Swap "communication network architecture" for "telecommunications network architecture" in the stretch from the line containing "Patent image size: (708, 924)." through the line containing "The user equipment 18 is at (123, 665).". Reproduce only those lines, otherwise unchanged.

Material provided »
#####

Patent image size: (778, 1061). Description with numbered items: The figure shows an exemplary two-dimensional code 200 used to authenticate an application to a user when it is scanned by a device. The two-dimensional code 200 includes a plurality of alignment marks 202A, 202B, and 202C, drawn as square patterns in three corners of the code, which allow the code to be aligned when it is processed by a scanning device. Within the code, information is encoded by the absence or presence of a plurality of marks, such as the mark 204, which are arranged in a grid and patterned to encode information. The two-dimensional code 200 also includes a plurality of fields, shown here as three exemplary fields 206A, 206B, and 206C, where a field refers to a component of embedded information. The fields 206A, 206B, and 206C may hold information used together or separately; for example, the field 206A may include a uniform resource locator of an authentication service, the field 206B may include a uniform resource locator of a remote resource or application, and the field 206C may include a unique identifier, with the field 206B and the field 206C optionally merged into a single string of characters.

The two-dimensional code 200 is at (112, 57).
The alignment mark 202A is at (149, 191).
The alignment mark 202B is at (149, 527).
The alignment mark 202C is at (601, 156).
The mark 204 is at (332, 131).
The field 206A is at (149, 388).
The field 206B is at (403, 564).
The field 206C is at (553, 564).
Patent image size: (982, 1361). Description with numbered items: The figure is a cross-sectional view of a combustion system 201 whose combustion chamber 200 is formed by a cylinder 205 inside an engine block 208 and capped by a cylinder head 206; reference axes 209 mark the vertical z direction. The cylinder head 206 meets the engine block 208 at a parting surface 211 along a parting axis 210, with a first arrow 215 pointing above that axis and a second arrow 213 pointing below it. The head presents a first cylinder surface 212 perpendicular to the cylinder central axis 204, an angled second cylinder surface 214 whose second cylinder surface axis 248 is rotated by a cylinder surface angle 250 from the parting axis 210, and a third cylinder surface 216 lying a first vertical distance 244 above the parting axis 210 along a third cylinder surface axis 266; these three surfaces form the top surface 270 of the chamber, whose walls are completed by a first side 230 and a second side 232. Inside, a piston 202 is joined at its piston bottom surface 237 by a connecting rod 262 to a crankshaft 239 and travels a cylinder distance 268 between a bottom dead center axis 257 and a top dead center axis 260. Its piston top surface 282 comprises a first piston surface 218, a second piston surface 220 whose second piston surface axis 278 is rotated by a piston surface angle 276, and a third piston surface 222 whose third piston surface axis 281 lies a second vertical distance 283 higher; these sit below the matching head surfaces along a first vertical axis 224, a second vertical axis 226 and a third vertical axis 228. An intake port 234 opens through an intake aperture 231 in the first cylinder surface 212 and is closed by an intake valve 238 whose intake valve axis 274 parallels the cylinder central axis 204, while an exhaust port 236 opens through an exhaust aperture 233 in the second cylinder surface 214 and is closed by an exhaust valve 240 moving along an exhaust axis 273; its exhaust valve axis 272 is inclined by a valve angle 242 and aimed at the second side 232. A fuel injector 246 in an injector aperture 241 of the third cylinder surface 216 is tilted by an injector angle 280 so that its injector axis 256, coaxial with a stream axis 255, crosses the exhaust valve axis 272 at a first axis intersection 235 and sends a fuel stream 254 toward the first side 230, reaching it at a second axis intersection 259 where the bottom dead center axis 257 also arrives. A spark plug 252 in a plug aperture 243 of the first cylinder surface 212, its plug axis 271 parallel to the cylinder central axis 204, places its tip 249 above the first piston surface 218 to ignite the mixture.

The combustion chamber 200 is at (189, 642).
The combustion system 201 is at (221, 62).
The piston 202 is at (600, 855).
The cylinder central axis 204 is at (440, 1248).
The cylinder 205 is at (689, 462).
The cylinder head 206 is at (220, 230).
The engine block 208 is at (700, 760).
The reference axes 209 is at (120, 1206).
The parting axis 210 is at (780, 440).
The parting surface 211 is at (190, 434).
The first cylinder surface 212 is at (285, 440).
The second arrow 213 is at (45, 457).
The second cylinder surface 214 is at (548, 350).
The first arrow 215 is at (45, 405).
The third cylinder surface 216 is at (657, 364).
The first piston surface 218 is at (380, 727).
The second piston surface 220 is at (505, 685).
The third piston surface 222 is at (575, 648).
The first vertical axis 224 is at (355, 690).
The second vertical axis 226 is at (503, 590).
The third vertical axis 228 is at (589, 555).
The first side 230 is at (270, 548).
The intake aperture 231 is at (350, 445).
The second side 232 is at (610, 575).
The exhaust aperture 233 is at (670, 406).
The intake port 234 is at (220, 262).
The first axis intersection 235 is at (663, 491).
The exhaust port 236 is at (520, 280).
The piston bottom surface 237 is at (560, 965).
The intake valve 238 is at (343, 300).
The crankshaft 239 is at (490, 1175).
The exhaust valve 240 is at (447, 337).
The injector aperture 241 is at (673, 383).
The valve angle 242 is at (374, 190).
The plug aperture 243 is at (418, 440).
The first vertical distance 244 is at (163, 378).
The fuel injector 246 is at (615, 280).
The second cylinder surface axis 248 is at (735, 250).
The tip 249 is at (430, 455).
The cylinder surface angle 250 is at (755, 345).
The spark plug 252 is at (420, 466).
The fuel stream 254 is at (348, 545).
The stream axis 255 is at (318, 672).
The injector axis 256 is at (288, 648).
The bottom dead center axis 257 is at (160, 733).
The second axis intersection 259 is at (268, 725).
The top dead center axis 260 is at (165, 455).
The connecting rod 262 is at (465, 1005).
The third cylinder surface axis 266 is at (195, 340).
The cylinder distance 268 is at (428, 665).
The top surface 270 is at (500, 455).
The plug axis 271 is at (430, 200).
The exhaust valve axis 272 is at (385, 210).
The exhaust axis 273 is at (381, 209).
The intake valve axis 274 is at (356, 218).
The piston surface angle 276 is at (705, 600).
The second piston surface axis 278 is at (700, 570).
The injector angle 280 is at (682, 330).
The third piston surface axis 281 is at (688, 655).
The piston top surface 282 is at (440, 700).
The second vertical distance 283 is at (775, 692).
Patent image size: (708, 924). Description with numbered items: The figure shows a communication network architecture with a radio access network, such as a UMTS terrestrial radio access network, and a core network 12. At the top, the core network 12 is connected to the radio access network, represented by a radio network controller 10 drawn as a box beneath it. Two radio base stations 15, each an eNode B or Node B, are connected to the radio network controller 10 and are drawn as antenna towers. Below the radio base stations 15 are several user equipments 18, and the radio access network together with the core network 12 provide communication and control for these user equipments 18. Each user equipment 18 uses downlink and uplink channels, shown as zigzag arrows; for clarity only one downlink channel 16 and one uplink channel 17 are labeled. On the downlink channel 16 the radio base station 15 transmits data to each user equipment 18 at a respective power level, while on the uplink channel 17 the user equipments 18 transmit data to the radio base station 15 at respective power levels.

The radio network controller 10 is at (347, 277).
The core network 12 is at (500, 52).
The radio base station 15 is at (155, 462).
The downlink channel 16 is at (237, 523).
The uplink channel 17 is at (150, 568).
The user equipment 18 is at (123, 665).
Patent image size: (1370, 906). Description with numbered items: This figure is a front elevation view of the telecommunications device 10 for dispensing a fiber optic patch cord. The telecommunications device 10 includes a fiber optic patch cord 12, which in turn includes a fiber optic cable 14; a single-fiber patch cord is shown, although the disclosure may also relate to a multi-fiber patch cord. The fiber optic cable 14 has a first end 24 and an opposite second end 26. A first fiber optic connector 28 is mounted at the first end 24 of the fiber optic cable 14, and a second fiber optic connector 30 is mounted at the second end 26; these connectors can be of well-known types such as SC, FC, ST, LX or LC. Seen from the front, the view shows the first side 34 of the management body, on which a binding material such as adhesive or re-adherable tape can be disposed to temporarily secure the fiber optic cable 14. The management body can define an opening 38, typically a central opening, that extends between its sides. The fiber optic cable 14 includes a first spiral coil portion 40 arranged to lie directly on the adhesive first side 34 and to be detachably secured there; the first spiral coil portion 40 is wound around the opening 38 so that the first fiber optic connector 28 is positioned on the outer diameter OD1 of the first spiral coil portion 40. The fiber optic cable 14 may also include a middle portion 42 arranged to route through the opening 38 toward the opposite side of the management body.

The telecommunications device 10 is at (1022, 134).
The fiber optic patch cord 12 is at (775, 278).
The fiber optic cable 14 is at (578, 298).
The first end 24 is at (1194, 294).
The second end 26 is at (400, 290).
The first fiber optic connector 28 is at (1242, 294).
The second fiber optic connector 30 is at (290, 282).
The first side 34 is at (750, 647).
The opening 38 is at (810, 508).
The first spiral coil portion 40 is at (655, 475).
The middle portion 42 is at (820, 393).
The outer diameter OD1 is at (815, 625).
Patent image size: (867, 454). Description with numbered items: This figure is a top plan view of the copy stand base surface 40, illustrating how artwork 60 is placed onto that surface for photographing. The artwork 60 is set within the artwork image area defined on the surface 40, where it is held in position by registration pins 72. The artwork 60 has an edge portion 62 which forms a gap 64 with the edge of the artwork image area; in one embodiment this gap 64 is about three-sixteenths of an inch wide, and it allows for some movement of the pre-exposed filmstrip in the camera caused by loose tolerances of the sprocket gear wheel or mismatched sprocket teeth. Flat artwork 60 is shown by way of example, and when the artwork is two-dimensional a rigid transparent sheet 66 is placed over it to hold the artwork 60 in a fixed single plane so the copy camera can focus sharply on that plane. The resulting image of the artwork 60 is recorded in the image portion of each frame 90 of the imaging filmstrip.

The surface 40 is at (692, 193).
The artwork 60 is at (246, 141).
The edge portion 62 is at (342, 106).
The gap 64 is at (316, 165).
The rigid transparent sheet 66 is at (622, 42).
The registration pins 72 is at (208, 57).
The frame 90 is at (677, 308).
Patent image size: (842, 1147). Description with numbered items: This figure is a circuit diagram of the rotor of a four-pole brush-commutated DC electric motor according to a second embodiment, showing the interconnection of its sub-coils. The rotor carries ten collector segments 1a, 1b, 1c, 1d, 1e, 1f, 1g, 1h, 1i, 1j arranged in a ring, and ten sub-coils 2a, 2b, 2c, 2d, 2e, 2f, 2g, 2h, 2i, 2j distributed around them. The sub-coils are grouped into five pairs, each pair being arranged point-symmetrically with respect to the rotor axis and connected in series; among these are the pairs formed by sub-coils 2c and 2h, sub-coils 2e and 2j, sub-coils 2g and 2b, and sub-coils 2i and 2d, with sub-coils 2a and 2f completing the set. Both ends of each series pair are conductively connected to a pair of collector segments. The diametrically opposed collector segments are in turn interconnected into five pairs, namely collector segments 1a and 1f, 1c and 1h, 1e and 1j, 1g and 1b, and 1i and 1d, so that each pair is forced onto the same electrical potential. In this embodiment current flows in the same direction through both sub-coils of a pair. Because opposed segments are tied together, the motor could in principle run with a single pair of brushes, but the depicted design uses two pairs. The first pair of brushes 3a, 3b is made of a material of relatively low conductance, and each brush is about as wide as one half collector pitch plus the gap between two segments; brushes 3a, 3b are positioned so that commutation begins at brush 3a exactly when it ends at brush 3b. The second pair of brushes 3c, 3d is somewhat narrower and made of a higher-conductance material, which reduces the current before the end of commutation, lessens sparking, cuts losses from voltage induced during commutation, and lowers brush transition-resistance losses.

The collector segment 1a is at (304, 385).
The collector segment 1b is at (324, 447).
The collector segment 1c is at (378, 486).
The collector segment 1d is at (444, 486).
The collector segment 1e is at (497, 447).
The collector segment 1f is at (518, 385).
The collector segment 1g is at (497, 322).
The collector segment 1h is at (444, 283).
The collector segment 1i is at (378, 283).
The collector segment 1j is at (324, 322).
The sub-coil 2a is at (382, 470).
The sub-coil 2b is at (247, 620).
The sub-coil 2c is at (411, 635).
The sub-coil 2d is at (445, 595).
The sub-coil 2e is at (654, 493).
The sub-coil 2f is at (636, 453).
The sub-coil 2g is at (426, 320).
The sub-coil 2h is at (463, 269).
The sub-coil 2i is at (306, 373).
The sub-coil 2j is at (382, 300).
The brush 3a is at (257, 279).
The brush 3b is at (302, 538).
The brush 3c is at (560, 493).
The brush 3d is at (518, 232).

#####

Output of the task »
Patent image size: (708, 924). Description with numbered items: The figure shows a telecommunications network architecture with a radio access network, such as a UMTS terrestrial radio access network, and a core network 12. At the top, the core network 12 is connected to the radio access network, represented by a radio network controller 10 drawn as a box beneath it. Two radio base stations 15, each an eNode B or Node B, are connected to the radio network controller 10 and are drawn as antenna towers. Below the radio base stations 15 are several user equipments 18, and the radio access network together with the core network 12 provide communication and control for these user equipments 18. Each user equipment 18 uses downlink and uplink channels, shown as zigzag arrows; for clarity only one downlink channel 16 and one uplink channel 17 are labeled. On the downlink channel 16 the radio base station 15 transmits data to each user equipment 18 at a respective power level, while on the uplink channel 17 the user equipments 18 transmit data to the radio base station 15 at respective power levels.

The radio network controller 10 is at (347, 277).
The core network 12 is at (500, 52).
The radio base station 15 is at (155, 462).
The downlink channel 16 is at (237, 523).
The uplink channel 17 is at (150, 568).
The user equipment 18 is at (123, 665).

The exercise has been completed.